Records that describe figures
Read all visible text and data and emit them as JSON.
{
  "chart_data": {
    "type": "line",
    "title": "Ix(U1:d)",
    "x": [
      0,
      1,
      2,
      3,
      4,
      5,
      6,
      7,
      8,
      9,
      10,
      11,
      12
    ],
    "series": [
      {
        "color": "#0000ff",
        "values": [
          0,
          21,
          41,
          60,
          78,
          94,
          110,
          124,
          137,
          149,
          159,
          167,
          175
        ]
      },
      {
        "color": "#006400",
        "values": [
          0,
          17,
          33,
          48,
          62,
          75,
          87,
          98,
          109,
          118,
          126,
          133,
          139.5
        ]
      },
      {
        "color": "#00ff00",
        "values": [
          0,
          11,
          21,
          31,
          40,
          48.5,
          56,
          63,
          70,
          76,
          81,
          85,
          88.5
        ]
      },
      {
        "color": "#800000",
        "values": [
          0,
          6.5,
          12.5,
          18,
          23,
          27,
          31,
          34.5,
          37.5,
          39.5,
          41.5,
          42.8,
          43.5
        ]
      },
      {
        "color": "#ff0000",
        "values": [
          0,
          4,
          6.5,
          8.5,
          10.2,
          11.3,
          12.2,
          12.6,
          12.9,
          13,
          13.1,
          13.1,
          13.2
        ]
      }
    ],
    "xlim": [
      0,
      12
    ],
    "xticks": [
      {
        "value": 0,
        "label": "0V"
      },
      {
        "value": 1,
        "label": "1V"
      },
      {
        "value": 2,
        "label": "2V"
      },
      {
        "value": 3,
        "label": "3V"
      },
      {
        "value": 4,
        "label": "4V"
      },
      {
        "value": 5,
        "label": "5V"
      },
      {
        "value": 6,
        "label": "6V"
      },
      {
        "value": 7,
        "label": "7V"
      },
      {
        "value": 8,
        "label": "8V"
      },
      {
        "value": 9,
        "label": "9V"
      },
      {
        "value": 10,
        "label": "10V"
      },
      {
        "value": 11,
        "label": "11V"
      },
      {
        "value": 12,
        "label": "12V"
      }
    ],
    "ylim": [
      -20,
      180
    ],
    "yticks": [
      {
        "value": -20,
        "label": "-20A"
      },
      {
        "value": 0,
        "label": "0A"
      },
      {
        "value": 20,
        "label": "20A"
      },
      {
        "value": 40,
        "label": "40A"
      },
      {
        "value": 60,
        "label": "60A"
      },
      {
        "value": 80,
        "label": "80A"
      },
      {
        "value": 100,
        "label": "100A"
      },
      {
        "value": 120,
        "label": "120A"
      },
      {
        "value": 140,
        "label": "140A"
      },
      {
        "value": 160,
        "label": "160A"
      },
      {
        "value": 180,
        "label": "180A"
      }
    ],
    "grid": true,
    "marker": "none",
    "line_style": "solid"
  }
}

Instruction → Give every line of the material again, exactly as it reads.

Output →
Read all visible text and data and emit them as JSON.
{
  "chart_data": {
    "type": "line",
    "title": "Ix(U1:d)",
    "x": [
      0,
      1,
      2,
      3,
      4,
      5,
      6,
      7,
      8,
      9,
      10,
      11,
      12
    ],
    "series": [
      {
        "color": "#0000ff",
        "values": [
          0,
          21,
          41,
          60,
          78,
          94,
          110,
          124,
          137,
          149,
          159,
          167,
          175
        ]
      },
      {
        "color": "#006400",
        "values": [
          0,
          17,
          33,
          48,
          62,
          75,
          87,
          98,
          109,
          118,
          126,
          133,
          139.5
        ]
      },
      {
        "color": "#00ff00",
        "values": [
          0,
          11,
          21,
          31,
          40,
          48.5,
          56,
          63,
          70,
          76,
          81,
          85,
          88.5
        ]
      },
      {
        "color": "#800000",
        "values": [
          0,
          6.5,
          12.5,
          18,
          23,
          27,
          31,
          34.5,
          37.5,
          39.5,
          41.5,
          42.8,
          43.5
        ]
      },
      {
        "color": "#ff0000",
        "values": [
          0,
          4,
          6.5,
          8.5,
          10.2,
          11.3,
          12.2,
          12.6,
          12.9,
          13,
          13.1,
          13.1,
          13.2
        ]
      }
    ],
    "xlim": [
      0,
      12
    ],
    "xticks": [
      {
        "value": 0,
        "label": "0V"
      },
      {
        "value": 1,
        "label": "1V"
      },
      {
        "value": 2,
        "label": "2V"
      },
      {
        "value": 3,
        "label": "3V"
      },
      {
        "value": 4,
        "label": "4V"
      },
      {
        "value": 5,
        "label": "5V"
      },
      {
        "value": 6,
        "label": "6V"
      },
      {
        "value": 7,
        "label": "7V"
      },
      {
        "value": 8,
        "label": "8V"
      },
      {
        "value": 9,
        "label": "9V"
      },
      {
        "value": 10,
        "label": "10V"
      },
      {
        "value": 11,
        "label": "11V"
      },
      {
        "value": 12,
        "label": "12V"
      }
    ],
    "ylim": [
      -20,
      180
    ],
    "yticks": [
      {
        "value": -20,
        "label": "-20A"
      },
      {
        "value": 0,
        "label": "0A"
      },
      {
        "value": 20,
        "label": "20A"
      },
      {
        "value": 40,
        "label": "40A"
      },
      {
        "value": 60,
        "label": "60A"
      },
      {
        "value": 80,
        "label": "80A"
      },
      {
        "value": 100,
        "label": "100A"
      },
      {
        "value": 120,
        "label": "120A"
      },
      {
        "value": 140,
        "label": "140A"
      },
      {
        "value": 160,
        "label": "160A"
      },
      {
        "value": 180,
        "label": "180A"
      }
    ],
    "grid": true,
    "marker": "none",
    "line_style": "solid"
  }
}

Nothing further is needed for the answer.